MATERIAL FOR THE TASK —
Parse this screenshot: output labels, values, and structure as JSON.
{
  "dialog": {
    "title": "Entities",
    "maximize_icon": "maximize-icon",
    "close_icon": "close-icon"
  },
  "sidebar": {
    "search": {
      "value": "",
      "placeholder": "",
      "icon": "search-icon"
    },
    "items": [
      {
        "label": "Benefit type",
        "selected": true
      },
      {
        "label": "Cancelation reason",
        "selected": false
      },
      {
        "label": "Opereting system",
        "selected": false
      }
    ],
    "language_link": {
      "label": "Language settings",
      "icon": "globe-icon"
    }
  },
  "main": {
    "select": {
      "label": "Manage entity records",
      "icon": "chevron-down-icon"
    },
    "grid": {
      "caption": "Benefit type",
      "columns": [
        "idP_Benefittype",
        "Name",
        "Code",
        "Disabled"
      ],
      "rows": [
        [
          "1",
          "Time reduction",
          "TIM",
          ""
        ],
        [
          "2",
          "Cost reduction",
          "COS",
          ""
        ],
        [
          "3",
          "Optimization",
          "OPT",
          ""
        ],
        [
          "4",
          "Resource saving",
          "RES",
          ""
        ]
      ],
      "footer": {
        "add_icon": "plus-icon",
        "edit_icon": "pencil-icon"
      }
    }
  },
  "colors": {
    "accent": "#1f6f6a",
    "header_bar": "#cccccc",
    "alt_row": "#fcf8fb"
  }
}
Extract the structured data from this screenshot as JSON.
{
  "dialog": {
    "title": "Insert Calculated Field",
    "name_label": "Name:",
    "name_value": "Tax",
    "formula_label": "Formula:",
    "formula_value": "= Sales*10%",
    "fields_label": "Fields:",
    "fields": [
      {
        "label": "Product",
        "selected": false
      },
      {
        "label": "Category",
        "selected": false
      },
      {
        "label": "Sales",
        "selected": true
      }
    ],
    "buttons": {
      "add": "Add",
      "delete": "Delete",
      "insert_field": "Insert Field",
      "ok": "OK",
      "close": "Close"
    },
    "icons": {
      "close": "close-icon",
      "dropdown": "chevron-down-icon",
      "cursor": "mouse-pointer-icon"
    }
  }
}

WORK INSTRUCTIONS — What are the lines from the one with "Extract the structured" through the last line of the records above? Quote them exactly and add nothing.

ANSWER TO THE PROBLEM —
Extract the structured data from this screenshot as JSON.
{
  "dialog": {
    "title": "Insert Calculated Field",
    "name_label": "Name:",
    "name_value": "Tax",
    "formula_label": "Formula:",
    "formula_value": "= Sales*10%",
    "fields_label": "Fields:",
    "fields": [
      {
        "label": "Product",
        "selected": false
      },
      {
        "label": "Category",
        "selected": false
      },
      {
        "label": "Sales",
        "selected": true
      }
    ],
    "buttons": {
      "add": "Add",
      "delete": "Delete",
      "insert_field": "Insert Field",
      "ok": "OK",
      "close": "Close"
    },
    "icons": {
      "close": "close-icon",
      "dropdown": "chevron-down-icon",
      "cursor": "mouse-pointer-icon"
    }
  }
}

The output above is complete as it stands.